**Work to be completed**
Reproduce the listing below character for character; drop every image.

### Input ###

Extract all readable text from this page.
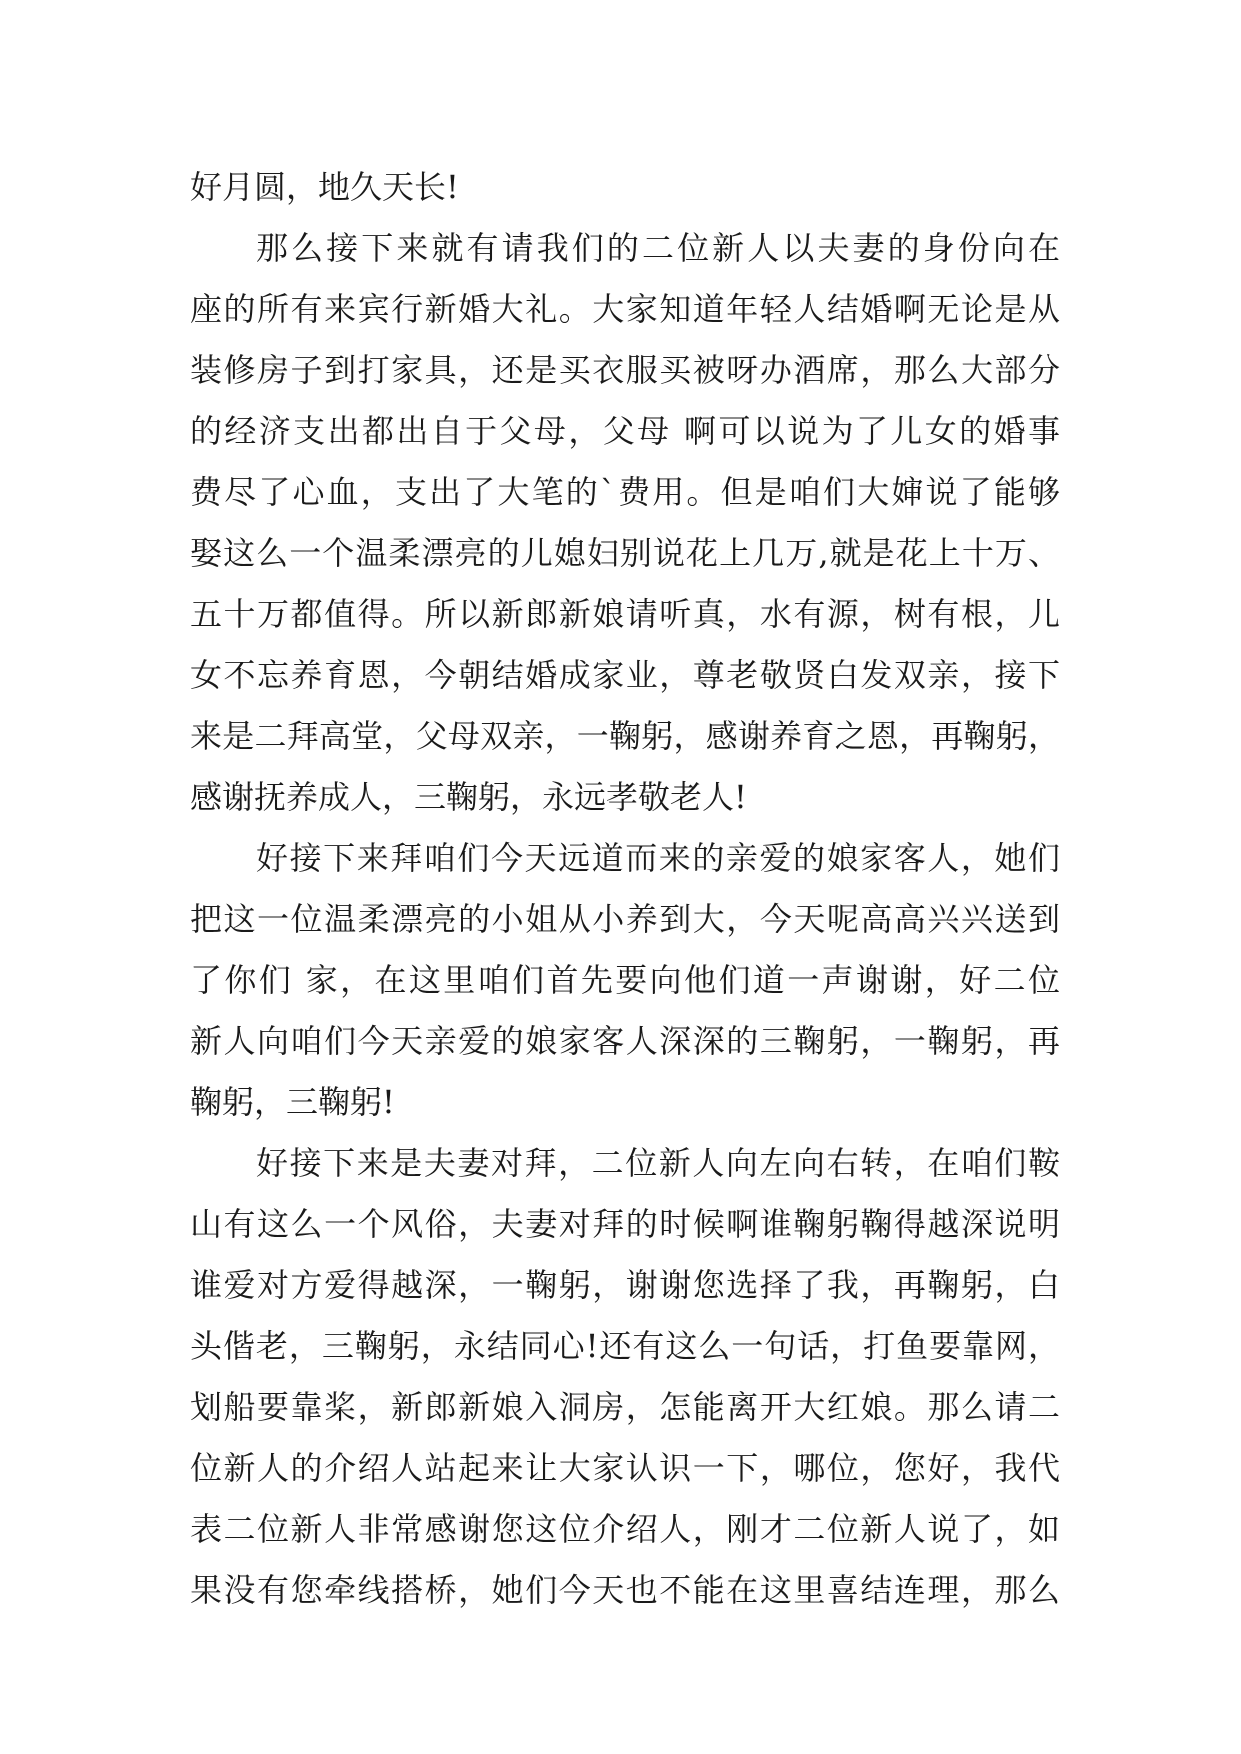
好月圆，地久天长!
那么接下来就有请我们的二位新人以夫妻的身份向在
座的所有来宾行新婚大礼。大家知道年轻人结婚啊无论是从
装修房子到打家具，还是买衣服买被呀办酒席，那么大部分
的经济支出都出自于父母，父母 啊可以说为了儿女的婚事
费尽了心血，支出了大笔的`费用。但是咱们大婶说了能够
娶这么一个温柔漂亮的儿媳妇别说花上几万,就是花上十万、
五十万都值得。所以新郎新娘请听真，水有源，树有根，儿
女不忘养育恩，今朝结婚成家业，尊老敬贤白发双亲，接下
来是二拜高堂，父母双亲，一鞠躬，感谢养育之恩，再鞠躬，
感谢抚养成人，三鞠躬，永远孝敬老人!
好接下来拜咱们今天远道而来的亲爱的娘家客人，她们
把这一位温柔漂亮的小姐从小养到大，今天呢高高兴兴送到
了你们 家，在这里咱们首先要向他们道一声谢谢，好二位
新人向咱们今天亲爱的娘家客人深深的三鞠躬，一鞠躬，再
鞠躬，三鞠躬!
好接下来是夫妻对拜，二位新人向左向右转，在咱们鞍
山有这么一个风俗，夫妻对拜的时候啊谁鞠躬鞠得越深说明
谁爱对方爱得越深，一鞠躬，谢谢您选择了我，再鞠躬，白
头偕老，三鞠躬，永结同心!还有这么一句话，打鱼要靠网，
划船要靠桨，新郎新娘入洞房，怎能离开大红娘。那么请二
位新人的介绍人站起来让大家认识一下，哪位，您好，我代
表二位新人非常感谢您这位介绍人，刚才二位新人说了，如
果没有您牵线搭桥，她们今天也不能在这里喜结连理，那么
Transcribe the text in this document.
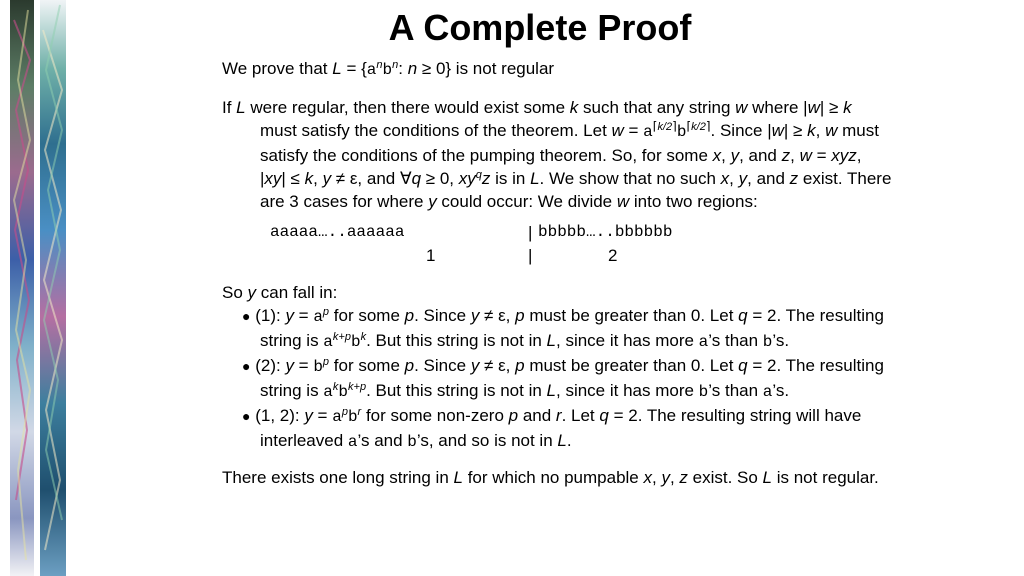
A Complete Proof

We prove that $L = \{a^nb^n$: n ≥ 0} is not regular

If L were regular, then there would exist some k such that any string w where |w| ≥ k must satisfy the conditions of the theorem. Let $w = a^{⌈k/2⌉}b^{⌈k/2⌉}$. Since |w| ≥ k, w must satisfy the conditions of the pumping theorem. So, for some x, y, and z, w = xyz, |xy| ≤ k, y ≠ ε, and ∀q ≥ 0, $xy^qz$ is in L. We show that no such x, y, and z exist. There are 3 cases for where y could occur: We divide w into two regions:

aaaaa…..aaaaaa	| bbbbb…..bbbbbb
1	|	2

So y can fall in:

● (1): $y = a^p$ for some p. Since y ≠ ε, p must be greater than 0. Let q = 2. The resulting string is $a^{k+p}b^k$. But this string is not in L, since it has more a’s than b’s.

● (2): $y = b^p$ for some p. Since y ≠ ε, p must be greater than 0. Let q = 2. The resulting string is $a^kb^{k+p}$. But this string is not in L, since it has more b’s than a’s.

● (1, 2): $y = a^pb^r$ for some non-zero p and r. Let q = 2. The resulting string will have interleaved a’s and b’s, and so is not in L.

There exists one long string in L for which no pumpable x, y, z exist. So L is not regular.
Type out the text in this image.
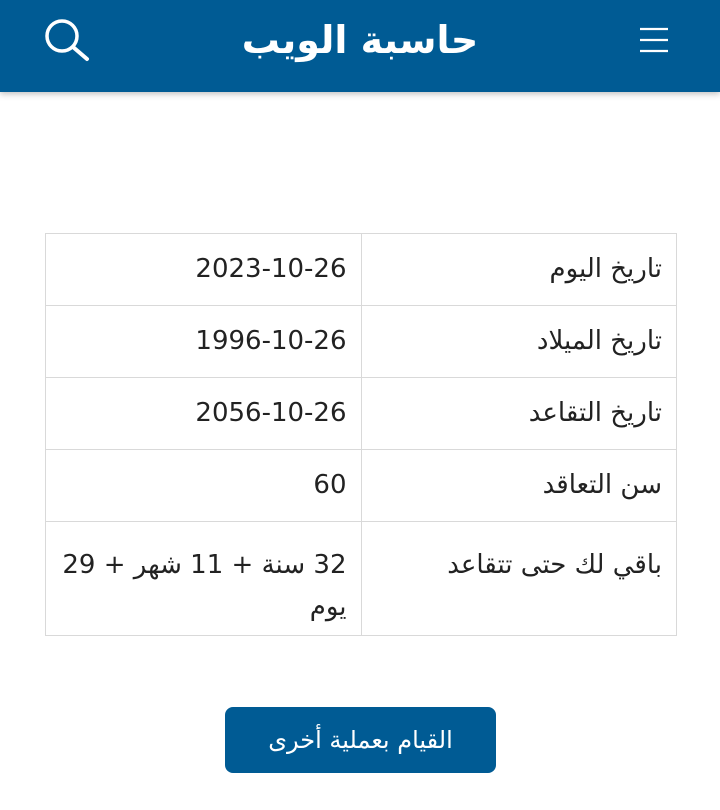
حاسبة الويب
تاريخ اليوم	2023-10-26
تاريخ الميلاد	1996-10-26
تاريخ التقاعد	2056-10-26
سن التعاقد	60
باقي لك حتى تتقاعد	32 سنة + 11 شهر + 29 يوم
القيام بعملية أخرى
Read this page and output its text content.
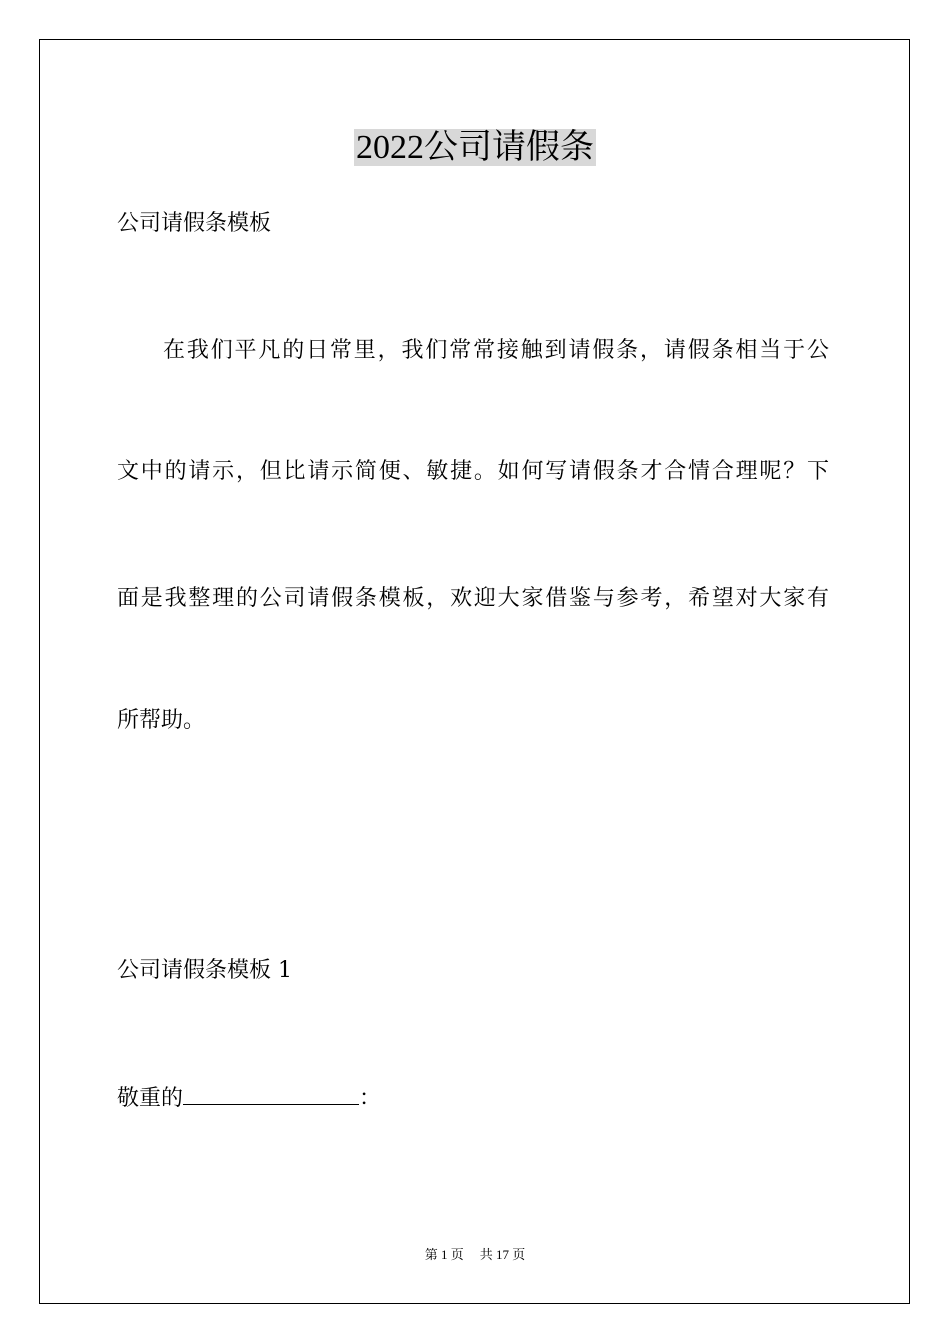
2022公司请假条
公司请假条模板
在我们平凡的日常里，我们常常接触到请假条，请假条相当于公
文中的请示，但比请示简便、敏捷。如何写请假条才合情合理呢？下
面是我整理的公司请假条模板，欢迎大家借鉴与参考，希望对大家有
所帮助。
公司请假条模板 1
敬重的	：
第 1 页 共 17 页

###

**Response to this task**
Extract all readable text from this page.
好月圆，地久天长!
那么接下来就有请我们的二位新人以夫妻的身份向在
座的所有来宾行新婚大礼。大家知道年轻人结婚啊无论是从
装修房子到打家具，还是买衣服买被呀办酒席，那么大部分
的经济支出都出自于父母，父母 啊可以说为了儿女的婚事
费尽了心血，支出了大笔的`费用。但是咱们大婶说了能够
娶这么一个温柔漂亮的儿媳妇别说花上几万,就是花上十万、
五十万都值得。所以新郎新娘请听真，水有源，树有根，儿
女不忘养育恩，今朝结婚成家业，尊老敬贤白发双亲，接下
来是二拜高堂，父母双亲，一鞠躬，感谢养育之恩，再鞠躬，
感谢抚养成人，三鞠躬，永远孝敬老人!
好接下来拜咱们今天远道而来的亲爱的娘家客人，她们
把这一位温柔漂亮的小姐从小养到大，今天呢高高兴兴送到
了你们 家，在这里咱们首先要向他们道一声谢谢，好二位
新人向咱们今天亲爱的娘家客人深深的三鞠躬，一鞠躬，再
鞠躬，三鞠躬!
好接下来是夫妻对拜，二位新人向左向右转，在咱们鞍
山有这么一个风俗，夫妻对拜的时候啊谁鞠躬鞠得越深说明
谁爱对方爱得越深，一鞠躬，谢谢您选择了我，再鞠躬，白
头偕老，三鞠躬，永结同心!还有这么一句话，打鱼要靠网，
划船要靠桨，新郎新娘入洞房，怎能离开大红娘。那么请二
位新人的介绍人站起来让大家认识一下，哪位，您好，我代
表二位新人非常感谢您这位介绍人，刚才二位新人说了，如
果没有您牵线搭桥，她们今天也不能在这里喜结连理，那么
Transcribe the text in this document.
A Complete Proof

We prove that $L = \{a^nb^n$: n ≥ 0} is not regular

If L were regular, then there would exist some k such that any string w where |w| ≥ k must satisfy the conditions of the theorem. Let $w = a^{⌈k/2⌉}b^{⌈k/2⌉}$. Since |w| ≥ k, w must satisfy the conditions of the pumping theorem. So, for some x, y, and z, w = xyz, |xy| ≤ k, y ≠ ε, and ∀q ≥ 0, $xy^qz$ is in L. We show that no such x, y, and z exist. There are 3 cases for where y could occur: We divide w into two regions:

aaaaa…..aaaaaa	| bbbbb…..bbbbbb
1	|	2

So y can fall in:

● (1): $y = a^p$ for some p. Since y ≠ ε, p must be greater than 0. Let q = 2. The resulting string is $a^{k+p}b^k$. But this string is not in L, since it has more a’s than b’s.

● (2): $y = b^p$ for some p. Since y ≠ ε, p must be greater than 0. Let q = 2. The resulting string is $a^kb^{k+p}$. But this string is not in L, since it has more b’s than a’s.

● (1, 2): $y = a^pb^r$ for some non-zero p and r. Let q = 2. The resulting string will have interleaved a’s and b’s, and so is not in L.

There exists one long string in L for which no pumpable x, y, z exist. So L is not regular.
Type out the text in this image.
حاسبة الويب
تاريخ اليوم	2023-10-26
تاريخ الميلاد	1996-10-26
تاريخ التقاعد	2056-10-26
سن التعاقد	60
باقي لك حتى تتقاعد	32 سنة + 11 شهر + 29 يوم
القيام بعملية أخرى
Read this page and output its text content.
2022公司请假条
公司请假条模板
在我们平凡的日常里，我们常常接触到请假条，请假条相当于公
文中的请示，但比请示简便、敏捷。如何写请假条才合情合理呢？下
面是我整理的公司请假条模板，欢迎大家借鉴与参考，希望对大家有
所帮助。
公司请假条模板 1
敬重的	：
第 1 页 共 17 页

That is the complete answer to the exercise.